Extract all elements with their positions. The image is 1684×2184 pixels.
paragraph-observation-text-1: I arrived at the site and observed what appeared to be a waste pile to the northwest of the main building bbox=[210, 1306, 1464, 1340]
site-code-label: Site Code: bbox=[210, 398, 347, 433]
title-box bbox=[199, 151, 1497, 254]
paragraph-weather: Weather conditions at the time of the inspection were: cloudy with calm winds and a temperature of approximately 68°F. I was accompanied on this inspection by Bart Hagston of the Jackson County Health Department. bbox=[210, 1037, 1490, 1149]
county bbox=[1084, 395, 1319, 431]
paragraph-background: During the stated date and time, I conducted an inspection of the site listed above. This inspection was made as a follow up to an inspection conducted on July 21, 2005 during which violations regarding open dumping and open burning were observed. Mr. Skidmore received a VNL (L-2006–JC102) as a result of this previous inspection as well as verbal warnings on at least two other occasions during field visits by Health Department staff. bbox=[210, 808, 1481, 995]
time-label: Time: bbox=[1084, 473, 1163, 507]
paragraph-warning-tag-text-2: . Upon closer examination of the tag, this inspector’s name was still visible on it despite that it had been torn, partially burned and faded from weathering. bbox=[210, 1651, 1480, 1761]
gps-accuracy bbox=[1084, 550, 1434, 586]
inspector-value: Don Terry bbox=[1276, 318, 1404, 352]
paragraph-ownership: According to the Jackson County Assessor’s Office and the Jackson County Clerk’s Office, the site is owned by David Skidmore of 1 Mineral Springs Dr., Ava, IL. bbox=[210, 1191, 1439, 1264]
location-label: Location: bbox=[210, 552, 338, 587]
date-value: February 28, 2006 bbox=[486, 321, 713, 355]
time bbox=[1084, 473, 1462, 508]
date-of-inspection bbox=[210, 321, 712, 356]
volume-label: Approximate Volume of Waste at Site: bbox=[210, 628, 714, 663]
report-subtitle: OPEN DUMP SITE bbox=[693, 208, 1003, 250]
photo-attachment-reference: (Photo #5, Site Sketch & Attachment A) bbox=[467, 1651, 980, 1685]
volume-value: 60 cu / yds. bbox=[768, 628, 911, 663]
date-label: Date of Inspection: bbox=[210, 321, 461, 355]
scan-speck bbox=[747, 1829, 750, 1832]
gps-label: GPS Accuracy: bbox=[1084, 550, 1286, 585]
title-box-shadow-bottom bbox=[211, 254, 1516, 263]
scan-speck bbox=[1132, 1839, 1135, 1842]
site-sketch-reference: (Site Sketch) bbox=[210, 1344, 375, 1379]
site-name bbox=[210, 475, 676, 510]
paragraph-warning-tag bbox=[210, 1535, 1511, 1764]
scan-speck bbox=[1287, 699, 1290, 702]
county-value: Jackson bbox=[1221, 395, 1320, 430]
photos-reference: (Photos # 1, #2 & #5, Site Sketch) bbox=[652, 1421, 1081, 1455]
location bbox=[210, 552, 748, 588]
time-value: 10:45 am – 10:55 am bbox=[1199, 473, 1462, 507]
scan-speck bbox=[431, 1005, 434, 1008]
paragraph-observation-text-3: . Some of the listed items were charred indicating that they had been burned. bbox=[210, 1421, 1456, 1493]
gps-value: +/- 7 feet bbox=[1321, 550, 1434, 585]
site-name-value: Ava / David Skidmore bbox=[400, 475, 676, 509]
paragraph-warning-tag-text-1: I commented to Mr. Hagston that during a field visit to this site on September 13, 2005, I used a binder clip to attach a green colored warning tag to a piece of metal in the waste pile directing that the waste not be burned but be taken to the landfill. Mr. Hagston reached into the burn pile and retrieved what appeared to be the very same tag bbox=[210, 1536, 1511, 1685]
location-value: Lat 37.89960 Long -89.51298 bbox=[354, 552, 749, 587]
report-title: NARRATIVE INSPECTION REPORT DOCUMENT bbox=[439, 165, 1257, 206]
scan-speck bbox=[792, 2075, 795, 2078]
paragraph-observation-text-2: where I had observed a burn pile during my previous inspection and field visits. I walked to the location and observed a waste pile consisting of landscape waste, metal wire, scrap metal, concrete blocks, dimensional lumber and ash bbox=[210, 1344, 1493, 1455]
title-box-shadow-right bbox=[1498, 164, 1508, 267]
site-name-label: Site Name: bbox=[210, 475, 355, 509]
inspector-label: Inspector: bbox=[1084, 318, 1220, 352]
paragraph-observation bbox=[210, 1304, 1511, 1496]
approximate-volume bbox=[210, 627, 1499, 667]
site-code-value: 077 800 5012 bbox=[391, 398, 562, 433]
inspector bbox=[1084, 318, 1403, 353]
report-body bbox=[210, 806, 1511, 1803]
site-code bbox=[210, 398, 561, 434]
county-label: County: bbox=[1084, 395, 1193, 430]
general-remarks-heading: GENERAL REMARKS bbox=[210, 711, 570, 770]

====

Problem details:
Rewrite the listing with every instance of "Jackson County" swapped for "Williamson County", leaving all other text unchanged.

Solved problem:
Extract all elements with their positions. The image is 1684×2184 pixels.
paragraph-observation-text-1: I arrived at the site and observed what appeared to be a waste pile to the northwest of the main building bbox=[210, 1306, 1464, 1340]
site-code-label: Site Code: bbox=[210, 398, 347, 433]
title-box bbox=[199, 151, 1497, 254]
paragraph-weather: Weather conditions at the time of the inspection were: cloudy with calm winds and a temperature of approximately 68°F. I was accompanied on this inspection by Bart Hagston of the Williamson County Health Department. bbox=[210, 1037, 1490, 1149]
county bbox=[1084, 395, 1319, 431]
paragraph-background: During the stated date and time, I conducted an inspection of the site listed above. This inspection was made as a follow up to an inspection conducted on July 21, 2005 during which violations regarding open dumping and open burning were observed. Mr. Skidmore received a VNL (L-2006–JC102) as a result of this previous inspection as well as verbal warnings on at least two other occasions during field visits by Health Department staff. bbox=[210, 808, 1481, 995]
time-label: Time: bbox=[1084, 473, 1163, 507]
paragraph-warning-tag-text-2: . Upon closer examination of the tag, this inspector’s name was still visible on it despite that it had been torn, partially burned and faded from weathering. bbox=[210, 1651, 1480, 1761]
gps-accuracy bbox=[1084, 550, 1434, 586]
inspector-value: Don Terry bbox=[1276, 318, 1404, 352]
paragraph-ownership: According to the Williamson County Assessor’s Office and the Williamson County Clerk’s Office, the site is owned by David Skidmore of 1 Mineral Springs Dr., Ava, IL. bbox=[210, 1191, 1439, 1264]
location-label: Location: bbox=[210, 552, 338, 587]
date-value: February 28, 2006 bbox=[486, 321, 713, 355]
time bbox=[1084, 473, 1462, 508]
date-of-inspection bbox=[210, 321, 712, 356]
volume-label: Approximate Volume of Waste at Site: bbox=[210, 628, 714, 663]
report-subtitle: OPEN DUMP SITE bbox=[693, 208, 1003, 250]
photo-attachment-reference: (Photo #5, Site Sketch & Attachment A) bbox=[467, 1651, 980, 1685]
volume-value: 60 cu / yds. bbox=[768, 628, 911, 663]
date-label: Date of Inspection: bbox=[210, 321, 461, 355]
scan-speck bbox=[747, 1829, 750, 1832]
gps-label: GPS Accuracy: bbox=[1084, 550, 1286, 585]
title-box-shadow-bottom bbox=[211, 254, 1516, 263]
scan-speck bbox=[1132, 1839, 1135, 1842]
site-sketch-reference: (Site Sketch) bbox=[210, 1344, 375, 1379]
site-name bbox=[210, 475, 676, 510]
paragraph-warning-tag bbox=[210, 1535, 1511, 1764]
scan-speck bbox=[1287, 699, 1290, 702]
county-value: Jackson bbox=[1221, 395, 1320, 430]
photos-reference: (Photos # 1, #2 & #5, Site Sketch) bbox=[652, 1421, 1081, 1455]
location bbox=[210, 552, 748, 588]
time-value: 10:45 am – 10:55 am bbox=[1199, 473, 1462, 507]
scan-speck bbox=[431, 1005, 434, 1008]
paragraph-observation-text-3: . Some of the listed items were charred indicating that they had been burned. bbox=[210, 1421, 1456, 1493]
gps-value: +/- 7 feet bbox=[1321, 550, 1434, 585]
site-name-value: Ava / David Skidmore bbox=[400, 475, 676, 509]
paragraph-warning-tag-text-1: I commented to Mr. Hagston that during a field visit to this site on September 13, 2005, I used a binder clip to attach a green colored warning tag to a piece of metal in the waste pile directing that the waste not be burned but be taken to the landfill. Mr. Hagston reached into the burn pile and retrieved what appeared to be the very same tag bbox=[210, 1536, 1511, 1685]
location-value: Lat 37.89960 Long -89.51298 bbox=[354, 552, 749, 587]
report-title: NARRATIVE INSPECTION REPORT DOCUMENT bbox=[439, 165, 1257, 206]
scan-speck bbox=[792, 2075, 795, 2078]
paragraph-observation-text-2: where I had observed a burn pile during my previous inspection and field visits. I walked to the location and observed a waste pile consisting of landscape waste, metal wire, scrap metal, concrete blocks, dimensional lumber and ash bbox=[210, 1344, 1493, 1455]
title-box-shadow-right bbox=[1498, 164, 1508, 267]
site-name-label: Site Name: bbox=[210, 475, 355, 509]
inspector-label: Inspector: bbox=[1084, 318, 1220, 352]
paragraph-observation bbox=[210, 1304, 1511, 1496]
approximate-volume bbox=[210, 627, 1499, 667]
site-code-value: 077 800 5012 bbox=[391, 398, 562, 433]
inspector bbox=[1084, 318, 1403, 353]
report-body bbox=[210, 806, 1511, 1803]
site-code bbox=[210, 398, 561, 434]
county-label: County: bbox=[1084, 395, 1193, 430]
general-remarks-heading: GENERAL REMARKS bbox=[210, 711, 570, 770]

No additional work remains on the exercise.